(Extracted records)
——————————

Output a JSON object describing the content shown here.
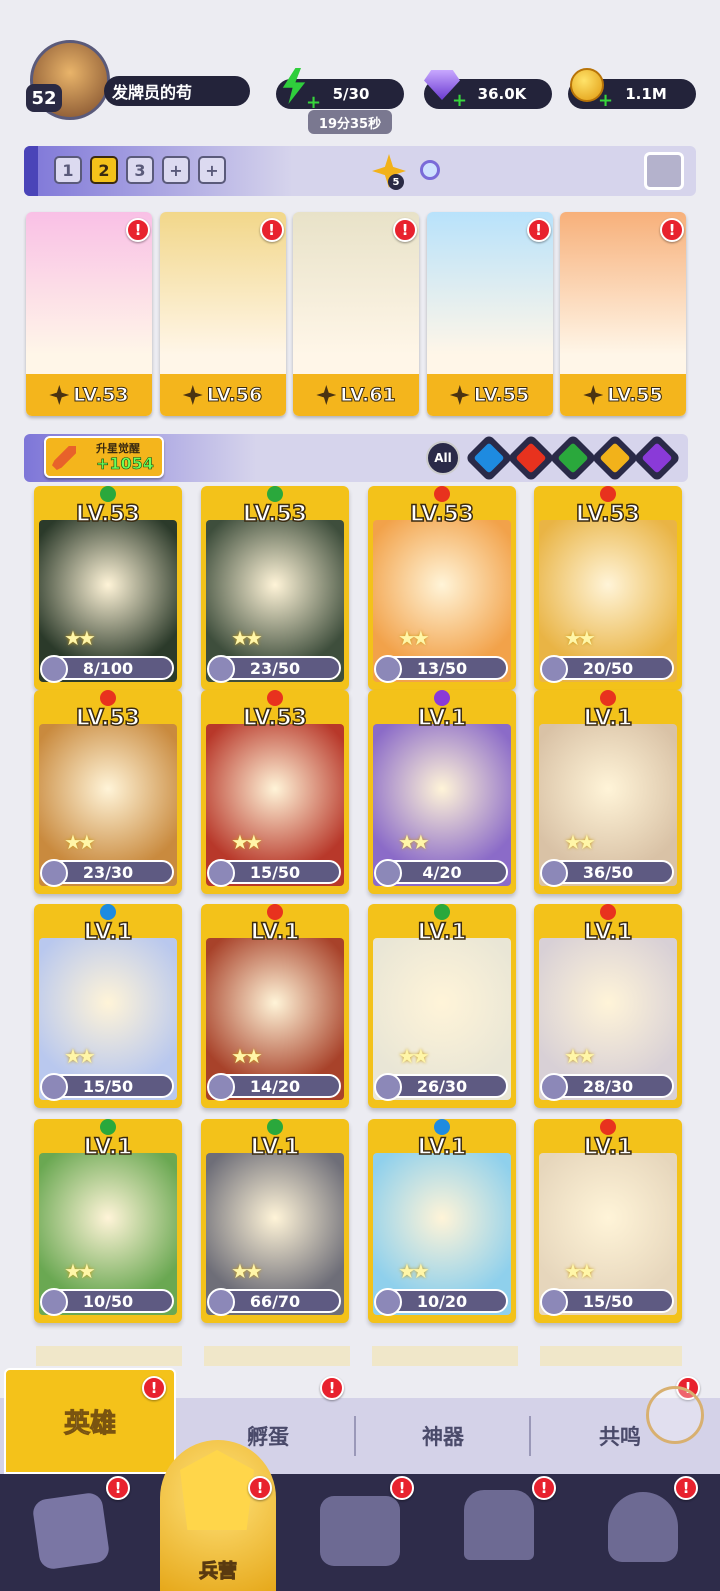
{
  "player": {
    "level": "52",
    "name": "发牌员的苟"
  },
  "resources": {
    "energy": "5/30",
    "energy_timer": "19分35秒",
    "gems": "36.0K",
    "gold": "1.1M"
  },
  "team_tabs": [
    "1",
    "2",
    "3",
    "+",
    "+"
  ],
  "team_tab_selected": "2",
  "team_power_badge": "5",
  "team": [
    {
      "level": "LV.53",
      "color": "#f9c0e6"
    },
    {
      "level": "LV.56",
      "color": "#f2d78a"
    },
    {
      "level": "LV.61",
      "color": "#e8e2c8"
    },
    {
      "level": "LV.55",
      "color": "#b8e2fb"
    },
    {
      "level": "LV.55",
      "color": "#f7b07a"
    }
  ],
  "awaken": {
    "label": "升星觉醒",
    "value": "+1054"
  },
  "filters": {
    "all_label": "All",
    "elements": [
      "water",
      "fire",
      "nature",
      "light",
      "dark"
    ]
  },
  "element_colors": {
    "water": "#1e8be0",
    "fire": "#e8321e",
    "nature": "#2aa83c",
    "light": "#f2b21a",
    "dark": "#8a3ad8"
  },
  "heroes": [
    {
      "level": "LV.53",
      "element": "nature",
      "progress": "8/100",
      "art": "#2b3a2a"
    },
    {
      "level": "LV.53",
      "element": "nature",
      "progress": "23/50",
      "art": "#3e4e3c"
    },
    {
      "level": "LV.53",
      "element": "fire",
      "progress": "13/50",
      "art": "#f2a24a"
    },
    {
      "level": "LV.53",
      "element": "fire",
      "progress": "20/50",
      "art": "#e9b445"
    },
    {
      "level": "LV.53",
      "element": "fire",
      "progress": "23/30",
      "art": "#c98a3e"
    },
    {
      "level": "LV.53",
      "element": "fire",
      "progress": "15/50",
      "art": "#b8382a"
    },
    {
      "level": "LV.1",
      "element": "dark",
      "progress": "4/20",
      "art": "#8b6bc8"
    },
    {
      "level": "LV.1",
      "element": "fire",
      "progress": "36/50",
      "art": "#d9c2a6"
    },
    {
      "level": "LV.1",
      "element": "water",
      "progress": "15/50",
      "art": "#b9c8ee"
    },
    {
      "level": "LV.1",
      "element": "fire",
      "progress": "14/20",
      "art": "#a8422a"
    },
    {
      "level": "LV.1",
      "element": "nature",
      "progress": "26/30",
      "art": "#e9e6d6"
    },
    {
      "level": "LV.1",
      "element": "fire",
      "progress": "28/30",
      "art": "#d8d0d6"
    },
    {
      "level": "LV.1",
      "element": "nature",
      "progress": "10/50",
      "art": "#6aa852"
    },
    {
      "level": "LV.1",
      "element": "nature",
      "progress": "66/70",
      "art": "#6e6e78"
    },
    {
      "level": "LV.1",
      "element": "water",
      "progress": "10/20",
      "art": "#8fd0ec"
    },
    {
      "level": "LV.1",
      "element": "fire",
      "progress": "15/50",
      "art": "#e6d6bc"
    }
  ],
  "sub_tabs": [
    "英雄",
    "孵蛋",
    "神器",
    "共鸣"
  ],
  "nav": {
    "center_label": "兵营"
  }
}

——————————

WRITTEN REQUEST:
Repeat the entries exactly and keep the pictures out of the copy.

TASK SOLUTION:
Output a JSON object describing the content shown here.
{
  "player": {
    "level": "52",
    "name": "发牌员的苟"
  },
  "resources": {
    "energy": "5/30",
    "energy_timer": "19分35秒",
    "gems": "36.0K",
    "gold": "1.1M"
  },
  "team_tabs": [
    "1",
    "2",
    "3",
    "+",
    "+"
  ],
  "team_tab_selected": "2",
  "team_power_badge": "5",
  "team": [
    {
      "level": "LV.53",
      "color": "#f9c0e6"
    },
    {
      "level": "LV.56",
      "color": "#f2d78a"
    },
    {
      "level": "LV.61",
      "color": "#e8e2c8"
    },
    {
      "level": "LV.55",
      "color": "#b8e2fb"
    },
    {
      "level": "LV.55",
      "color": "#f7b07a"
    }
  ],
  "awaken": {
    "label": "升星觉醒",
    "value": "+1054"
  },
  "filters": {
    "all_label": "All",
    "elements": [
      "water",
      "fire",
      "nature",
      "light",
      "dark"
    ]
  },
  "element_colors": {
    "water": "#1e8be0",
    "fire": "#e8321e",
    "nature": "#2aa83c",
    "light": "#f2b21a",
    "dark": "#8a3ad8"
  },
  "heroes": [
    {
      "level": "LV.53",
      "element": "nature",
      "progress": "8/100",
      "art": "#2b3a2a"
    },
    {
      "level": "LV.53",
      "element": "nature",
      "progress": "23/50",
      "art": "#3e4e3c"
    },
    {
      "level": "LV.53",
      "element": "fire",
      "progress": "13/50",
      "art": "#f2a24a"
    },
    {
      "level": "LV.53",
      "element": "fire",
      "progress": "20/50",
      "art": "#e9b445"
    },
    {
      "level": "LV.53",
      "element": "fire",
      "progress": "23/30",
      "art": "#c98a3e"
    },
    {
      "level": "LV.53",
      "element": "fire",
      "progress": "15/50",
      "art": "#b8382a"
    },
    {
      "level": "LV.1",
      "element": "dark",
      "progress": "4/20",
      "art": "#8b6bc8"
    },
    {
      "level": "LV.1",
      "element": "fire",
      "progress": "36/50",
      "art": "#d9c2a6"
    },
    {
      "level": "LV.1",
      "element": "water",
      "progress": "15/50",
      "art": "#b9c8ee"
    },
    {
      "level": "LV.1",
      "element": "fire",
      "progress": "14/20",
      "art": "#a8422a"
    },
    {
      "level": "LV.1",
      "element": "nature",
      "progress": "26/30",
      "art": "#e9e6d6"
    },
    {
      "level": "LV.1",
      "element": "fire",
      "progress": "28/30",
      "art": "#d8d0d6"
    },
    {
      "level": "LV.1",
      "element": "nature",
      "progress": "10/50",
      "art": "#6aa852"
    },
    {
      "level": "LV.1",
      "element": "nature",
      "progress": "66/70",
      "art": "#6e6e78"
    },
    {
      "level": "LV.1",
      "element": "water",
      "progress": "10/20",
      "art": "#8fd0ec"
    },
    {
      "level": "LV.1",
      "element": "fire",
      "progress": "15/50",
      "art": "#e6d6bc"
    }
  ],
  "sub_tabs": [
    "英雄",
    "孵蛋",
    "神器",
    "共鸣"
  ],
  "nav": {
    "center_label": "兵营"
  }
}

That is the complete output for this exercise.